- MATERIAL FOR THIS EXERCISE
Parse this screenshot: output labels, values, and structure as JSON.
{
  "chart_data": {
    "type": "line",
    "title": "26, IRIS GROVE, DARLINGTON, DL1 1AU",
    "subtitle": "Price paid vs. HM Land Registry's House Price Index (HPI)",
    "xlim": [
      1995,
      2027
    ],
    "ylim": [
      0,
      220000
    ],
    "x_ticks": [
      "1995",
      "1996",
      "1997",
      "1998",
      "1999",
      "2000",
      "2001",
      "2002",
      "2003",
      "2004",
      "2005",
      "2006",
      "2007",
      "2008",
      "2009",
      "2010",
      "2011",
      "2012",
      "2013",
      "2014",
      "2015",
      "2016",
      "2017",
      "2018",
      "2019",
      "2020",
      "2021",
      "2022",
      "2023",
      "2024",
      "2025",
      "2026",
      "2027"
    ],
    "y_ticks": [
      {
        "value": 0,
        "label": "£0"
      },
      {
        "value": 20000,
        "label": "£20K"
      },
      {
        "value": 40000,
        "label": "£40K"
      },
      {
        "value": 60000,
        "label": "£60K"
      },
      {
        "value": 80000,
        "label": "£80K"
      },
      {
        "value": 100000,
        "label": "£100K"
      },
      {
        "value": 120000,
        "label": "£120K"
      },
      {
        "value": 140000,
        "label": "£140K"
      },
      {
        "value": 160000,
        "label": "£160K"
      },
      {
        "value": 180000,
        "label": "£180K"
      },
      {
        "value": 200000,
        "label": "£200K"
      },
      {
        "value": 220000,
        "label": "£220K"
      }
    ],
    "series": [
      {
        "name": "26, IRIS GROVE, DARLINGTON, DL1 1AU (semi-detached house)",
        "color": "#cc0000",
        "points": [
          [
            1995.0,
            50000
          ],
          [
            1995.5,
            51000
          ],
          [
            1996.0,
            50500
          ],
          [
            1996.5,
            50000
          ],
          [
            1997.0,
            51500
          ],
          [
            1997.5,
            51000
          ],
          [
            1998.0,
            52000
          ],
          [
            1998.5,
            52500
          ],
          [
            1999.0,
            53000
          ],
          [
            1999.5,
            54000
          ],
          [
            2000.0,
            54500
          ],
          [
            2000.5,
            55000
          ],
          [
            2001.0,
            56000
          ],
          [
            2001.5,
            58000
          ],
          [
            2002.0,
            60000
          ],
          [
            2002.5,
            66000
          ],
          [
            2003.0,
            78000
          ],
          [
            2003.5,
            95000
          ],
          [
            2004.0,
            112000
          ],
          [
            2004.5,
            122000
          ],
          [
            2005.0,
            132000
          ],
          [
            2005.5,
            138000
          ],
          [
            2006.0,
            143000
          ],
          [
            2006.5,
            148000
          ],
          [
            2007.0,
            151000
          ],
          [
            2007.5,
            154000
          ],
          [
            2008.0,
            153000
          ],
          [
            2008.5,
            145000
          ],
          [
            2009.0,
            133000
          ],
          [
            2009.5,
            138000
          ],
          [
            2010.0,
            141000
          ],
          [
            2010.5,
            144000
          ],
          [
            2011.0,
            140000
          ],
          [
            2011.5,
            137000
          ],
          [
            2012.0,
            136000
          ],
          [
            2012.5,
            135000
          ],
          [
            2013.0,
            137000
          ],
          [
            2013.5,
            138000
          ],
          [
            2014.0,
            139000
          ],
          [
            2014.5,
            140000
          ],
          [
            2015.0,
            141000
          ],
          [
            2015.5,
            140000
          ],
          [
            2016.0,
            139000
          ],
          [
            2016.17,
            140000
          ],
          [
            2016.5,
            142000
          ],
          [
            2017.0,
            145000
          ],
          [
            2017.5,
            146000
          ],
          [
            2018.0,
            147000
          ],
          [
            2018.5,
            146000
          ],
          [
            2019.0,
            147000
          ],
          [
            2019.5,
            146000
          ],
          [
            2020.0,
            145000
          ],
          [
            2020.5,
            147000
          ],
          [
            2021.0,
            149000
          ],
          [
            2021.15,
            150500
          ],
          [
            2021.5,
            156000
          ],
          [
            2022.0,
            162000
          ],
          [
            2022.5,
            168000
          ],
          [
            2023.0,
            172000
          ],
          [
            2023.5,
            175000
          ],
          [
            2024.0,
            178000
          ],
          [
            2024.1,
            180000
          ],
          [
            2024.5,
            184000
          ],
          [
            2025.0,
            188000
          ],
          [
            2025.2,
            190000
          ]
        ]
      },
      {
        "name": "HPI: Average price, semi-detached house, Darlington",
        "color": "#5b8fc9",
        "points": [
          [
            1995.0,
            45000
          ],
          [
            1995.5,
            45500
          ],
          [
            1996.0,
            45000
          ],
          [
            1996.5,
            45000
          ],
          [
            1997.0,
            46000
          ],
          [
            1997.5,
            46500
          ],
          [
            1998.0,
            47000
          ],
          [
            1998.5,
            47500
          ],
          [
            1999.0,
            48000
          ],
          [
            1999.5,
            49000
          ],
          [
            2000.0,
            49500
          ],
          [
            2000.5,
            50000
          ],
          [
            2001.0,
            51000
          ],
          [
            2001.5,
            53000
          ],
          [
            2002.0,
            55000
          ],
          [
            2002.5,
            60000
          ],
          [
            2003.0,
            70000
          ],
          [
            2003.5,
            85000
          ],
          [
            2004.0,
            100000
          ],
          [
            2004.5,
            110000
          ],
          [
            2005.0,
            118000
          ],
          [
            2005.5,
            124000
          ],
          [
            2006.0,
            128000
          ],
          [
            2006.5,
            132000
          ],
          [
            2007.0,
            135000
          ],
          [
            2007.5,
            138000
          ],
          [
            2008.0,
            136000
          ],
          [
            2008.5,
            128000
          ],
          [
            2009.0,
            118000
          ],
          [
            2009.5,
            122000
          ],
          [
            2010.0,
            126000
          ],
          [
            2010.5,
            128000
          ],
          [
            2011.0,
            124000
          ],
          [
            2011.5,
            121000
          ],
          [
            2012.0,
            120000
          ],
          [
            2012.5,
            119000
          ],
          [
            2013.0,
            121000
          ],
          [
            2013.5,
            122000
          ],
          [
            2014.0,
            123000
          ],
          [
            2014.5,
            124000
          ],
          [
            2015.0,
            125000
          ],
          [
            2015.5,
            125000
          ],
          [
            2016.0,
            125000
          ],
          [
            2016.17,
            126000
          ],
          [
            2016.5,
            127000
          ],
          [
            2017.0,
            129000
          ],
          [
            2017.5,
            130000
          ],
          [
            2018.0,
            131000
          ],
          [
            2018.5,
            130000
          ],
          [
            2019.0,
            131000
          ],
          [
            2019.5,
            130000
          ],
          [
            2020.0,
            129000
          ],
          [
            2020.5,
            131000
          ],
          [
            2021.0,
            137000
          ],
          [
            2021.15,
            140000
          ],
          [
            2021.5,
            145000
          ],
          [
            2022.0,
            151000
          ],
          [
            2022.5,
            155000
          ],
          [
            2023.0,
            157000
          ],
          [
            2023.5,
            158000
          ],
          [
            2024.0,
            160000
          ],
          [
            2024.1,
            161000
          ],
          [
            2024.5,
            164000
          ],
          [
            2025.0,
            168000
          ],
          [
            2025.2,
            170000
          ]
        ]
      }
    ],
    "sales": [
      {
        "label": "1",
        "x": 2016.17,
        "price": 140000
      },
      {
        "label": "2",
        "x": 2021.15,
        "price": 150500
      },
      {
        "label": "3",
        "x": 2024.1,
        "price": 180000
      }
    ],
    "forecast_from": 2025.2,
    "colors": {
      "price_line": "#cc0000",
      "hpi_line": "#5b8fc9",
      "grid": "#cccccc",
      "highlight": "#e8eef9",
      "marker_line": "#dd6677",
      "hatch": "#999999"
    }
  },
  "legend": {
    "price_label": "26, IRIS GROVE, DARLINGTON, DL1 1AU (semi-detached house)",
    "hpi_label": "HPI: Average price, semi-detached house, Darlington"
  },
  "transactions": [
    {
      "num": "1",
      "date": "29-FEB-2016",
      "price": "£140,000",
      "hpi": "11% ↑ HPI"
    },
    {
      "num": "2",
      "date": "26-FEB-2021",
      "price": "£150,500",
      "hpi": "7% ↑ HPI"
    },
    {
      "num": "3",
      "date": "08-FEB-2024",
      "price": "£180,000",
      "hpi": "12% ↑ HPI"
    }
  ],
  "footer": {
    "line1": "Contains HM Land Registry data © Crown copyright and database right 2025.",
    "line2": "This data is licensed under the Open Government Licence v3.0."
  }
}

- EXERCISE TASK
Copy out every line from the data above that has "Land" in it.

- CORRECT OUTPUT
    "subtitle": "Price paid vs. HM Land Registry's House Price Index (HPI)",
    "line1": "Contains HM Land Registry data © Crown copyright and database right 2025.",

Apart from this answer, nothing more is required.